■ **What to work on**
Gather up the lines that contain "бывает".

[Data excerpts]
* * *
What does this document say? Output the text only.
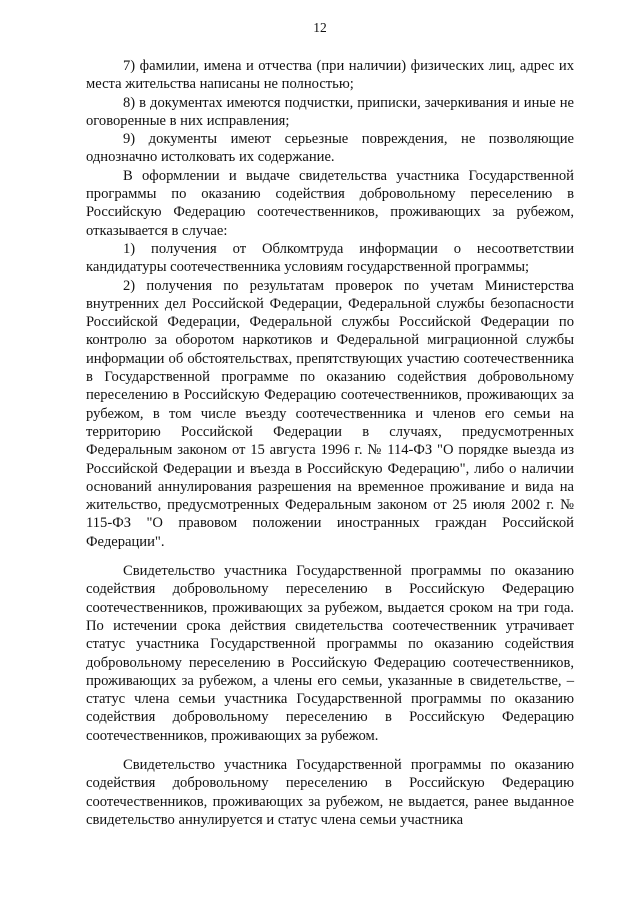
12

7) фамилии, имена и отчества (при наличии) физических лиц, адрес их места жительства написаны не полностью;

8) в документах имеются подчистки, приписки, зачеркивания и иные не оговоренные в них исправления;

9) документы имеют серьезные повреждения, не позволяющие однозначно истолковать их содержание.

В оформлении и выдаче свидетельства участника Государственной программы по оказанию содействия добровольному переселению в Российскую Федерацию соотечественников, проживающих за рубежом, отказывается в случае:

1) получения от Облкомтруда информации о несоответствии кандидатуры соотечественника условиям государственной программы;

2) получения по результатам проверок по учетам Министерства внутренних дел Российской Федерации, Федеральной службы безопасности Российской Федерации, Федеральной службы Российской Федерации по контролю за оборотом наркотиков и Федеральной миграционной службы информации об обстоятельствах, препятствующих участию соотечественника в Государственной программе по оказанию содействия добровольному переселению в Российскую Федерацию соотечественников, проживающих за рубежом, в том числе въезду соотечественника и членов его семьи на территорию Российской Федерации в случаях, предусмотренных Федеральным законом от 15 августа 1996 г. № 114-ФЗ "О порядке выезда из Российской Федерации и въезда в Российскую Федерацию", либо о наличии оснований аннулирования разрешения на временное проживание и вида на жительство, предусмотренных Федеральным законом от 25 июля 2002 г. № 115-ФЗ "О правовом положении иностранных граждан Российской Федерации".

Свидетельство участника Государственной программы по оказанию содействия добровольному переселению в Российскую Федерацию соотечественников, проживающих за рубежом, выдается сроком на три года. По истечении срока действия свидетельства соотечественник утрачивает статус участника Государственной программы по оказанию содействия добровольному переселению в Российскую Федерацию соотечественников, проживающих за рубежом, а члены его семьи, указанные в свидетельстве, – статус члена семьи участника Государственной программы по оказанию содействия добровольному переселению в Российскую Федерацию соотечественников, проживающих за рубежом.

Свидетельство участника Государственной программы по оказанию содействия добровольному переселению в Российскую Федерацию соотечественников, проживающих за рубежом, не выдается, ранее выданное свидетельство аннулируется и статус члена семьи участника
* * *
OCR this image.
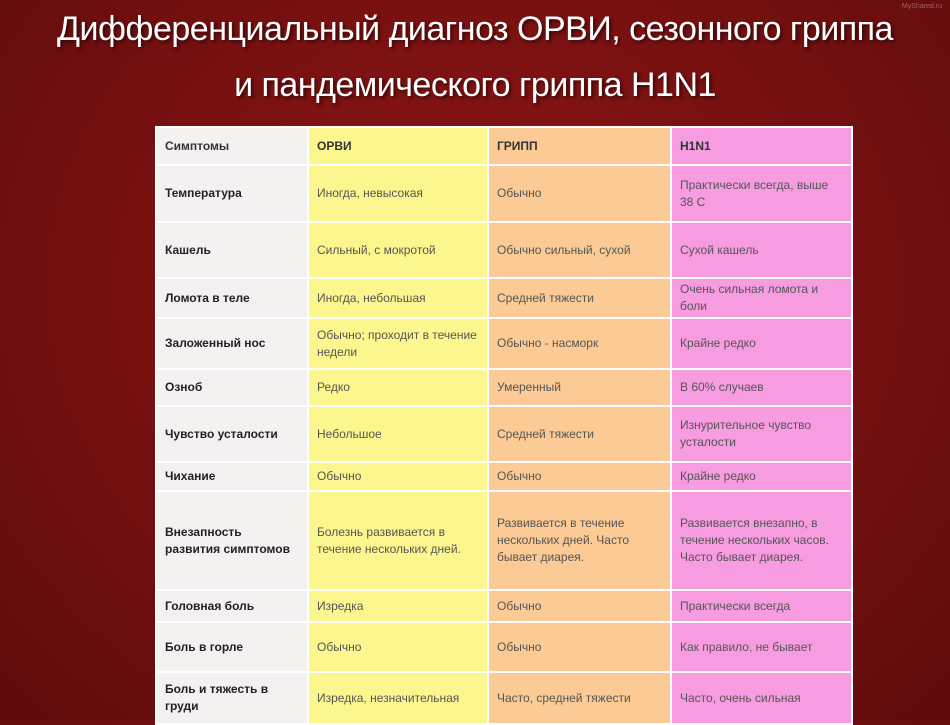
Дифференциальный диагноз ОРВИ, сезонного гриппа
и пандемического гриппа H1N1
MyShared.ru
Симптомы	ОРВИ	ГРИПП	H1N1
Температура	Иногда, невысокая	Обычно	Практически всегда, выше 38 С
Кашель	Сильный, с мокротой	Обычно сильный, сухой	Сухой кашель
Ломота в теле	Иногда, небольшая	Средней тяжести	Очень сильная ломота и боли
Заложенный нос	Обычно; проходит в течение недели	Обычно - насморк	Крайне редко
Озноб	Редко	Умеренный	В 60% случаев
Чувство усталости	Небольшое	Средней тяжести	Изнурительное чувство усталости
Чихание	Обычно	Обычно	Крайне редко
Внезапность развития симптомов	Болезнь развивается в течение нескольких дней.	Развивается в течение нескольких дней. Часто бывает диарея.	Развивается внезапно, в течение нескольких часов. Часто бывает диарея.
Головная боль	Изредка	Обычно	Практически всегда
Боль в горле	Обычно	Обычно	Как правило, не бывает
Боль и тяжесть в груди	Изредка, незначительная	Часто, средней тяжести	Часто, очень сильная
* * *
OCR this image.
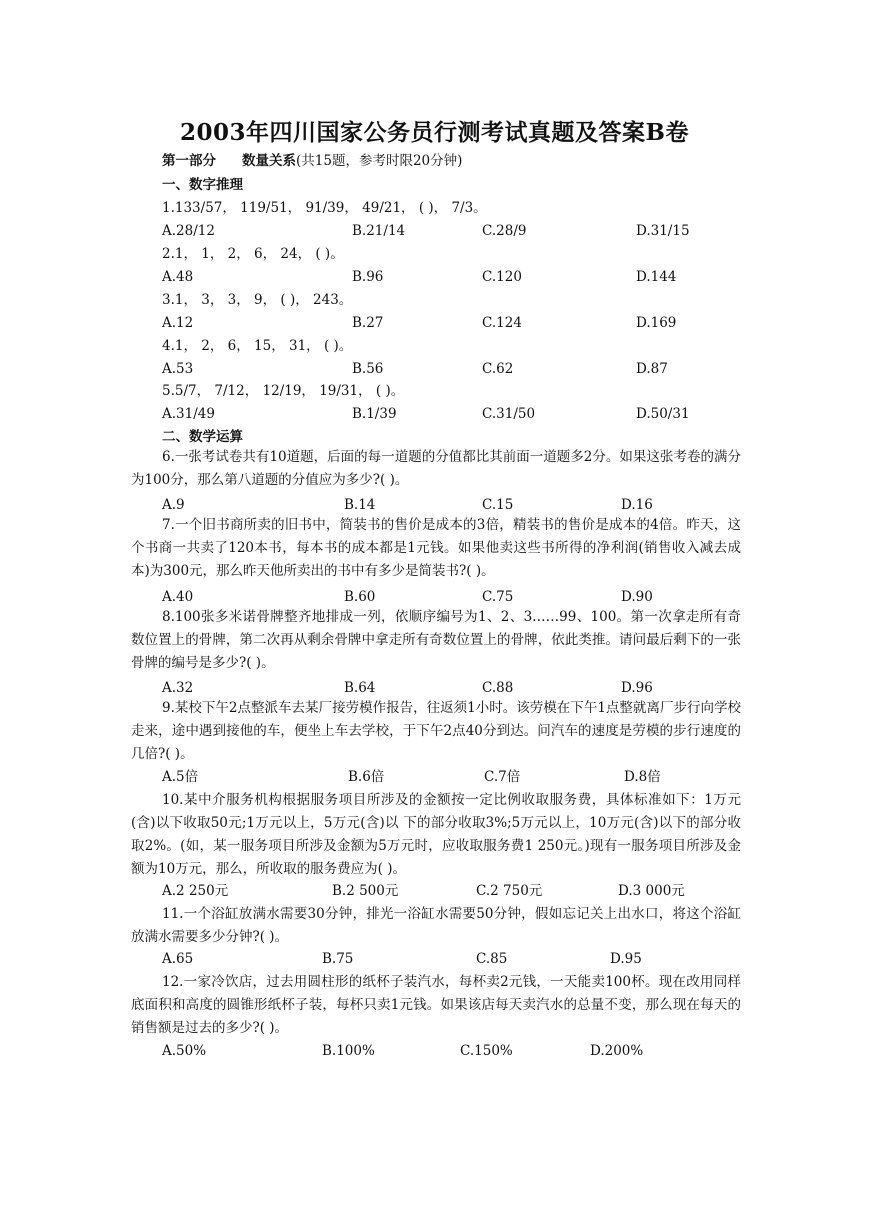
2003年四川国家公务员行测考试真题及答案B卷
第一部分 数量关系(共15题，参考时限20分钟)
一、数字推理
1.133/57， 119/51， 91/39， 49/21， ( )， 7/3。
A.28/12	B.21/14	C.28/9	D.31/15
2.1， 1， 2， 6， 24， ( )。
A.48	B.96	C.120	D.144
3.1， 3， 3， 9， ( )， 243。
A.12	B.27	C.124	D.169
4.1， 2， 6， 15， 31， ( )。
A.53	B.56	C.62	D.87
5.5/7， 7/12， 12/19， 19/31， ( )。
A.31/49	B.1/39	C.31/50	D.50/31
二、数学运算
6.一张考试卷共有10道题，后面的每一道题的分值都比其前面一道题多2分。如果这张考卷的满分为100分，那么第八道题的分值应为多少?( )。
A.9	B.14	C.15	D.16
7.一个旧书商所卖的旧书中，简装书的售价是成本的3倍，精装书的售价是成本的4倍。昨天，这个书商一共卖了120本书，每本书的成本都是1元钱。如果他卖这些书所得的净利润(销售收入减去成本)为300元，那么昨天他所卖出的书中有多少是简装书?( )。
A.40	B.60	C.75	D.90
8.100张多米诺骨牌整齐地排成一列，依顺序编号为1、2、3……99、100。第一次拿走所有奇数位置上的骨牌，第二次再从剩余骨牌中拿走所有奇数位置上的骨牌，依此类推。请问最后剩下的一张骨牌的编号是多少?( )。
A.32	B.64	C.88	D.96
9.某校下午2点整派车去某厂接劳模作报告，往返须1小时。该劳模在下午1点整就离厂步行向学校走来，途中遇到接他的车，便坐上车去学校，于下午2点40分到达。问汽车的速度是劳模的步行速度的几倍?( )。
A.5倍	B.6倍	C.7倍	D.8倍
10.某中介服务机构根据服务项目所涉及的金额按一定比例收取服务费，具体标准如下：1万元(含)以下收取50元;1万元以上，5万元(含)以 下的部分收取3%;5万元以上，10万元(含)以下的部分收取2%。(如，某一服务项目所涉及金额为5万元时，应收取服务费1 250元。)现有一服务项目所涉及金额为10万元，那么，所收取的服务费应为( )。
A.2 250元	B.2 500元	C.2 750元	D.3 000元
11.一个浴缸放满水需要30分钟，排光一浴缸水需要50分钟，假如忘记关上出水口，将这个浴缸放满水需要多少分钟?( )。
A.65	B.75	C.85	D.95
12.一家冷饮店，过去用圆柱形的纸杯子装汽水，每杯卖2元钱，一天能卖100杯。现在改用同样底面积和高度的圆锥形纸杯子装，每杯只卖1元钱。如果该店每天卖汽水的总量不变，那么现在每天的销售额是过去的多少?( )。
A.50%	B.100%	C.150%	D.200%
* * *
■ **In response**
Внезапность развития симптомов	Болезнь развивается в течение нескольких дней.	Развивается в течение нескольких дней. Часто бывает диарея.	Развивается внезапно, в течение нескольких часов. Часто бывает диарея.
Боль в горле	Обычно	Обычно	Как правило, не бывает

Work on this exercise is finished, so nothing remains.